• Texto para leer:
++++

Automatización del Pipeline

Definición de parámetros del pipeline

In [None]:
dataset_path = ParameterString(name='DatasetPath', default_value=f's3://{bucket}/{datasets_prefix}')
model_approval_status = ParameterString(name='ModelApprovalStatus', default_value='PendingManualApproval')  # "Approved" Si no se requiere aprobación manual
minimum_precision = ParameterFloat(name='MinimumPrecision', default_value=0.85)

parameters_list = [dataset_path, model_approval_status, minimum_precision]


Agregar paso al pipeline para ejecutar Processing Job para la preparación del dataset.

In [None]:
data_prep_step_parameters = {
    'name':'Preparacion-de-Datos',
    'processor':processor}

data_prep_step_parameters.update(data_prep_parameters)
data_prep_step_parameters['job_arguments'] = data_prep_step_parameters.pop('arguments')

data_prep_step_parameters['inputs']=[ProcessingInput(input_name='input',
                                         source=dataset_path,
                                         destination='/opt/ml/processing/input'),
                                     ProcessingInput(input_name='code',
                                         source=data_prep_script_path,
                                         destination='/opt/ml/processing/input/code')]

data_prep_step = ProcessingStep(**data_prep_step_parameters)
pipeline_steps = [data_prep_step]


Agregar paso al pipeline para entrenamiento de los modelos utilizando Training Jobs

In [None]:
training_steps = {}
for algorithm in estimators:       
    training_steps[algorithm] = TrainingStep(
        name=f'Entrenamiento-con-{algorithm}',
        estimator=tuners[algorithm].best_estimator(),
        inputs={
            'train_data': TrainingInput(
                data_prep_step.properties.ProcessingOutputConfig.Outputs['train_data'].S3Output.S3Uri),
            'train_target': TrainingInput(
                data_prep_step.properties.ProcessingOutputConfig.Outputs['train_target'].S3Output.S3Uri)})
    
    pipeline_steps.append(training_steps[algorithm])


Agregar paso al pipeline para evaluación de desempeño de los modelos, utilizando un Processing Job

In [None]:
property_files = {}

for algorithm in estimators:
    property_file = PropertyFile(
        name=f'{algorithm}Metrics',
        output_name="eval",
        path=f'{algorithm}_metrics.json')
        
    property_files[algorithm] = property_file

eval_step_parameters = {
    'name':'Evaluacion-de-modelos',
    'processor':evaluation_processor,
    'property_files':[property_files[file] for file in property_files]}

eval_step_parameters.update(eval_parameters)
eval_step_parameters['job_arguments'] = eval_step_parameters.pop('arguments')

++++

• Líneas de datos:
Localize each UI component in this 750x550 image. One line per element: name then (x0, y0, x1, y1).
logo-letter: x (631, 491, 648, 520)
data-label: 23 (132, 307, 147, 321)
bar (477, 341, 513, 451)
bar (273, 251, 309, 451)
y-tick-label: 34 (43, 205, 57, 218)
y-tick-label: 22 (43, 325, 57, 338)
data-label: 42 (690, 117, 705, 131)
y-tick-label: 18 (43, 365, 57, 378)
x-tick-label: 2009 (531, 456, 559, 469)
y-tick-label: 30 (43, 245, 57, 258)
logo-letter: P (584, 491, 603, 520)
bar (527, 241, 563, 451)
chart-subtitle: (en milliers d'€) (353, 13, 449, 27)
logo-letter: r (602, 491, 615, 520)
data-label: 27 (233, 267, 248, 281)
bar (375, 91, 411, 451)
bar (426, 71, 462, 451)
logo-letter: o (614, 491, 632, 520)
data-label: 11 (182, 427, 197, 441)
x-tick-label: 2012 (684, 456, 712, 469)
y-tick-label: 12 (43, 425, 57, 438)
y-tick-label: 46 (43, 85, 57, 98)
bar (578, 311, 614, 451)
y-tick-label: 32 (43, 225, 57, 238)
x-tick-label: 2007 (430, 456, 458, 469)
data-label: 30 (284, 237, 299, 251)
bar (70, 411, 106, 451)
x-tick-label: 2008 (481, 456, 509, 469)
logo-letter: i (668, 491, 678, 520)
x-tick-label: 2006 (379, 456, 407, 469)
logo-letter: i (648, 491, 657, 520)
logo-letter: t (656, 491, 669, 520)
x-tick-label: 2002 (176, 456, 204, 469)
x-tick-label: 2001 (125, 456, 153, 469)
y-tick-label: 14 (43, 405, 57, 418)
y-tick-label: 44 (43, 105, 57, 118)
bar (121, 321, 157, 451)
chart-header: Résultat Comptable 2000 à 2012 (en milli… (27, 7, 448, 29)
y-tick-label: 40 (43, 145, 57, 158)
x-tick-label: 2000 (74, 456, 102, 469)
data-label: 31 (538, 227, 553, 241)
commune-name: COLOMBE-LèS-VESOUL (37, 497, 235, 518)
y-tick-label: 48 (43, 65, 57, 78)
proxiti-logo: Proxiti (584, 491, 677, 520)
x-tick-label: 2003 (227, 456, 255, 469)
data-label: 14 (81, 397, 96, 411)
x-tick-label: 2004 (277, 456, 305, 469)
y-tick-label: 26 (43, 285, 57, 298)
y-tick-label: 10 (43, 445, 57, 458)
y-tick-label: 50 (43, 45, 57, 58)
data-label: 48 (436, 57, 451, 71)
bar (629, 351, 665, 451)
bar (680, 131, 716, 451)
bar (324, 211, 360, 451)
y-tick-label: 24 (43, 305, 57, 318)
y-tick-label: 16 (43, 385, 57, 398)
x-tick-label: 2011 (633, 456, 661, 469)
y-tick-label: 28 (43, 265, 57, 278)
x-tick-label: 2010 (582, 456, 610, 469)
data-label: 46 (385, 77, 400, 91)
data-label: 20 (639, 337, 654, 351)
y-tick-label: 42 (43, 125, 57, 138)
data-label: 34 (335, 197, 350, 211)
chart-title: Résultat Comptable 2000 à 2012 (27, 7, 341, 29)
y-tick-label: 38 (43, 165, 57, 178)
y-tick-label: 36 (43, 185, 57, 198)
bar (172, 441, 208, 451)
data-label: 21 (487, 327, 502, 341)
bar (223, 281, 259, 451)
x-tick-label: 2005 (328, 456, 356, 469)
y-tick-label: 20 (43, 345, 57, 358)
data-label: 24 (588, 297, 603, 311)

++++

• Tareas pendientes:
- 1) Reproduce el fragmento del texto sobre la automatización del pipeline que va entre "Agregar paso al pipeline para ejecutar" y "data_prep_step_parameters.update(data_prep_parameters)", ambos incluidos.
- 2) Retoma, por favor, el texto sobre la automatización del pipeline justo después de su última línea.
Las líneas de datos no tienen ninguna relación con el texto sobre la automatización del pipeline.

• Respuestas esperadas:
- 1)
Agregar paso al pipeline para ejecutar Processing Job para la preparación del dataset.

In [None]:
data_prep_step_parameters = {
    'name':'Preparacion-de-Datos',
    'processor':processor}

data_prep_step_parameters.update(data_prep_parameters)

- 2)
eval_step_parameters['inputs'] = [
    ProcessingInput(
        input_name='code',
        source=evaluate_models_script_path,
        destination='/opt/ml/processing/input/code'),
    ProcessingInput(
        source=data_prep_step.properties.ProcessingOutputConfig.Outputs['test_target'].S3Output.S3Uri, 
        destination='/opt/ml/processing/input/target'),
    ProcessingInput(
        source=data_prep_step.properties.ProcessingOutputConfig.Outputs['test_data'].S3Output.S3Uri, 
        destination='/opt/ml/processing/input/data'),
    ProcessingInput(
        source=training_steps['GradientBoosting'].properties.ModelArtifacts.S3ModelArtifacts, 
        destination='/opt/ml/processing/input/GradientBoosting'),
    ProcessingInput(
        source=training_steps['RandomForest'].properties.ModelArtifacts.S3ModelArtifacts,
        destination='/opt/ml/processing/input/RandomForest'),
    ProcessingInput(
        source=training_steps['ExtraTrees'].properties.ModelArtifacts.S3ModelArtifacts, 
        destination='/opt/ml/processing/input/ExtraTrees')]

eval_step = ProcessingStep(**eval_step_parameters)
pipeline_steps.append(eval_step)


Agregar condición para registrar modelo en el Model Registry.

In [None]:
package_group_name = f'{prefix}-PackageGroup'

for algorithm in estimators:   
    model_metrics = ModelMetrics(
        model_statistics = MetricsSource(
            s3_uri="{}/{}_metrics.json".format(
                eval_step.arguments["ProcessingOutputConfig"]["Outputs"][0]["S3Output"]["S3Uri"],
                algorithm),
            content_type="application/json"))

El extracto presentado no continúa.